- **TASK TO COMPLETE**: Write out the entries again exactly as they are given.

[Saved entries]
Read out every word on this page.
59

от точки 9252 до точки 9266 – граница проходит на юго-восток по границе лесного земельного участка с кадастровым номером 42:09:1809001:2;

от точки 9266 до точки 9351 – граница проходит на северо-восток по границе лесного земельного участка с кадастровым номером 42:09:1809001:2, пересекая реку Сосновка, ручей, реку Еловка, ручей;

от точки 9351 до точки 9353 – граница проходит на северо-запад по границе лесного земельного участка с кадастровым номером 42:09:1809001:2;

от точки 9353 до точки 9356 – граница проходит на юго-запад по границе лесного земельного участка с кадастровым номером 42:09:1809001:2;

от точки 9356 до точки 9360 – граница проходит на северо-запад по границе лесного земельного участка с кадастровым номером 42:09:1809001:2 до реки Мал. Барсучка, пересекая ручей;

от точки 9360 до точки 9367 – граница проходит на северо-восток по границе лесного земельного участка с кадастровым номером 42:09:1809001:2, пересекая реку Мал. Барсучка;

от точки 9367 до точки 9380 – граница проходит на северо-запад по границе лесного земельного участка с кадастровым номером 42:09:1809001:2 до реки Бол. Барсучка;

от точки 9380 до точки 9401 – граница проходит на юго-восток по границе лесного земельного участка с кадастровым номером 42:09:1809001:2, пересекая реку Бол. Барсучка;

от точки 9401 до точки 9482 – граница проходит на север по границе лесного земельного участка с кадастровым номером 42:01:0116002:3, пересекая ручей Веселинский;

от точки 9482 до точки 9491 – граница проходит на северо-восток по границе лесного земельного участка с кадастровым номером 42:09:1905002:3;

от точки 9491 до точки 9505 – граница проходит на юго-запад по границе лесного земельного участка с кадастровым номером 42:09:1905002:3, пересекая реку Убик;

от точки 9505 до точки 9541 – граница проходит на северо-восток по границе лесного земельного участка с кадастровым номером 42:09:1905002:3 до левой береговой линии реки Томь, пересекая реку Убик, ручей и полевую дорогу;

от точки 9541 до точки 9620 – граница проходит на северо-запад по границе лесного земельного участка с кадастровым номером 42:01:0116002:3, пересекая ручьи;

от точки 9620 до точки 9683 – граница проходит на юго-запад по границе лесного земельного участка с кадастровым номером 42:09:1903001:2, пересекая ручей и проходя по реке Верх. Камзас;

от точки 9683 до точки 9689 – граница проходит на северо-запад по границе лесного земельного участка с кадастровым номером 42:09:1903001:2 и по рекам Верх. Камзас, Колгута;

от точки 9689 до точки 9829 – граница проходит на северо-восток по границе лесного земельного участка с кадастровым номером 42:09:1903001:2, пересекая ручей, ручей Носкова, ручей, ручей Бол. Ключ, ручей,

- **OUTPUT OF THE EXERCISE**:
Read out every word on this page.
59

от точки 9252 до точки 9266 – граница проходит на юго-восток по границе лесного земельного участка с кадастровым номером 42:09:1809001:2;

от точки 9266 до точки 9351 – граница проходит на северо-восток по границе лесного земельного участка с кадастровым номером 42:09:1809001:2, пересекая реку Сосновка, ручей, реку Еловка, ручей;

от точки 9351 до точки 9353 – граница проходит на северо-запад по границе лесного земельного участка с кадастровым номером 42:09:1809001:2;

от точки 9353 до точки 9356 – граница проходит на юго-запад по границе лесного земельного участка с кадастровым номером 42:09:1809001:2;

от точки 9356 до точки 9360 – граница проходит на северо-запад по границе лесного земельного участка с кадастровым номером 42:09:1809001:2 до реки Мал. Барсучка, пересекая ручей;

от точки 9360 до точки 9367 – граница проходит на северо-восток по границе лесного земельного участка с кадастровым номером 42:09:1809001:2, пересекая реку Мал. Барсучка;

от точки 9367 до точки 9380 – граница проходит на северо-запад по границе лесного земельного участка с кадастровым номером 42:09:1809001:2 до реки Бол. Барсучка;

от точки 9380 до точки 9401 – граница проходит на юго-восток по границе лесного земельного участка с кадастровым номером 42:09:1809001:2, пересекая реку Бол. Барсучка;

от точки 9401 до точки 9482 – граница проходит на север по границе лесного земельного участка с кадастровым номером 42:01:0116002:3, пересекая ручей Веселинский;

от точки 9482 до точки 9491 – граница проходит на северо-восток по границе лесного земельного участка с кадастровым номером 42:09:1905002:3;

от точки 9491 до точки 9505 – граница проходит на юго-запад по границе лесного земельного участка с кадастровым номером 42:09:1905002:3, пересекая реку Убик;

от точки 9505 до точки 9541 – граница проходит на северо-восток по границе лесного земельного участка с кадастровым номером 42:09:1905002:3 до левой береговой линии реки Томь, пересекая реку Убик, ручей и полевую дорогу;

от точки 9541 до точки 9620 – граница проходит на северо-запад по границе лесного земельного участка с кадастровым номером 42:01:0116002:3, пересекая ручьи;

от точки 9620 до точки 9683 – граница проходит на юго-запад по границе лесного земельного участка с кадастровым номером 42:09:1903001:2, пересекая ручей и проходя по реке Верх. Камзас;

от точки 9683 до точки 9689 – граница проходит на северо-запад по границе лесного земельного участка с кадастровым номером 42:09:1903001:2 и по рекам Верх. Камзас, Колгута;

от точки 9689 до точки 9829 – граница проходит на северо-восток по границе лесного земельного участка с кадастровым номером 42:09:1903001:2, пересекая ручей, ручей Носкова, ручей, ручей Бол. Ключ, ручей,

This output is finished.